Exercise instructions:
Every line below should be copied exactly; drop the pictures.

Source records:
◆ ◆ ◆ ◆

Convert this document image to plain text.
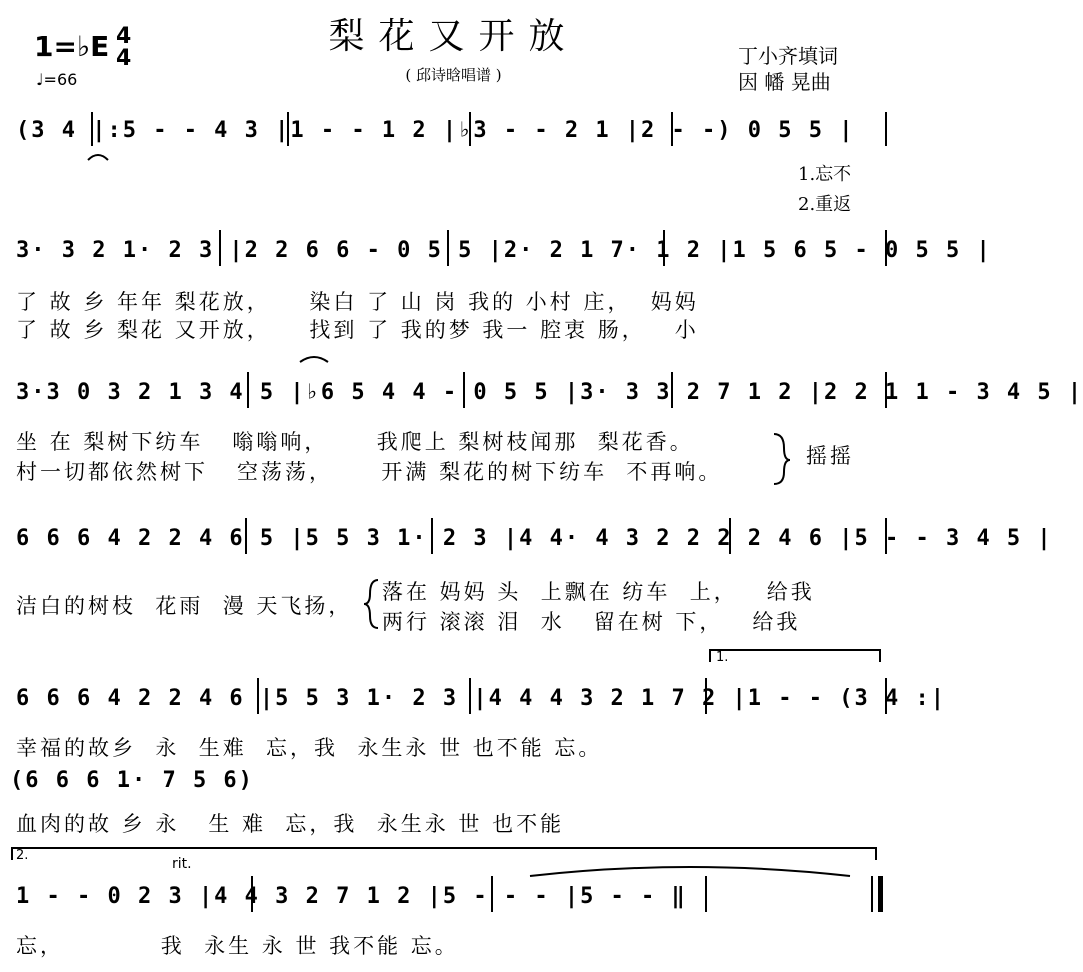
梨花又开放
( 邱诗晗唱谱 )
1=♭E 4
4
♩=66
丁小齐填词
因 幡 晃曲
(3 4 |:5 - - 4 3 |1 - - 1 2 |♭3 - - 2 1 |2 - -) 0 5 5 |
1.忘不
2.重返
3· 3 2 1· 2 3 |2 2 6 6 - 0 5 5 |2· 2 1 7· 1 2 |1 5 6 5 - 0 5 5 |
了 故 乡 年年 梨花放，    染白 了 山 岗 我的 小村 庄，  妈妈
了 故 乡 梨花 又开放，    找到 了 我的梦 我一 腔衷 肠，   小
3·3 0 3 2 1 3 4 5 |♭6 5 4 4 - 0 5 5 |3· 3 3 2 7 1 2 |2 2 1 1 - 3 4 5 |
坐 在 梨树下纺车   嗡嗡响，     我爬上 梨树枝闻那  梨花香。
村一切都依然树下   空荡荡，     开满 梨花的树下纺车  不再响。
摇摇
6 6 6 4 2 2 4 6 5 |5 5 3 1· 2 3 |4 4· 4 3 2 2 2 2 4 6 |5 - - 3 4 5 |
洁白的树枝  花雨  漫 天飞扬，
落在 妈妈 头  上飘在 纺车  上，   给我
两行 滚滚 泪  水   留在树 下，   给我
1.
6 6 6 4 2 2 4 6 |5 5 3 1· 2 3 |4 4 4 3 2 1 7 2 |1 - - (3 4 :|
幸福的故乡  永  生难  忘，我  永生永 世 也不能 忘。
(6 6 6 1· 7 5 6)
血肉的故 乡 永   生 难  忘，我  永生永 世 也不能
2.
rit.
1 - - 0 2 3 |4 4 3 2 7 1 2 |5 - - - |5 - - ‖
忘，          我  永生 永 世 我不能 忘。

◆ ◆ ◆ ◆

Answer in full:
Convert this document image to plain text.
梨花又开放
( 邱诗晗唱谱 )
1=♭E 4
4
♩=66
丁小齐填词
因 幡 晃曲
(3 4 |:5 - - 4 3 |1 - - 1 2 |♭3 - - 2 1 |2 - -) 0 5 5 |
1.忘不
2.重返
3· 3 2 1· 2 3 |2 2 6 6 - 0 5 5 |2· 2 1 7· 1 2 |1 5 6 5 - 0 5 5 |
了 故 乡 年年 梨花放，    染白 了 山 岗 我的 小村 庄，  妈妈
了 故 乡 梨花 又开放，    找到 了 我的梦 我一 腔衷 肠，   小
3·3 0 3 2 1 3 4 5 |♭6 5 4 4 - 0 5 5 |3· 3 3 2 7 1 2 |2 2 1 1 - 3 4 5 |
坐 在 梨树下纺车   嗡嗡响，     我爬上 梨树枝闻那  梨花香。
村一切都依然树下   空荡荡，     开满 梨花的树下纺车  不再响。
摇摇
6 6 6 4 2 2 4 6 5 |5 5 3 1· 2 3 |4 4· 4 3 2 2 2 2 4 6 |5 - - 3 4 5 |
洁白的树枝  花雨  漫 天飞扬，
落在 妈妈 头  上飘在 纺车  上，   给我
两行 滚滚 泪  水   留在树 下，   给我
1.
6 6 6 4 2 2 4 6 |5 5 3 1· 2 3 |4 4 4 3 2 1 7 2 |1 - - (3 4 :|
幸福的故乡  永  生难  忘，我  永生永 世 也不能 忘。
(6 6 6 1· 7 5 6)
血肉的故 乡 永   生 难  忘，我  永生永 世 也不能
2.
rit.
1 - - 0 2 3 |4 4 3 2 7 1 2 |5 - - - |5 - - ‖
忘，          我  永生 永 世 我不能 忘。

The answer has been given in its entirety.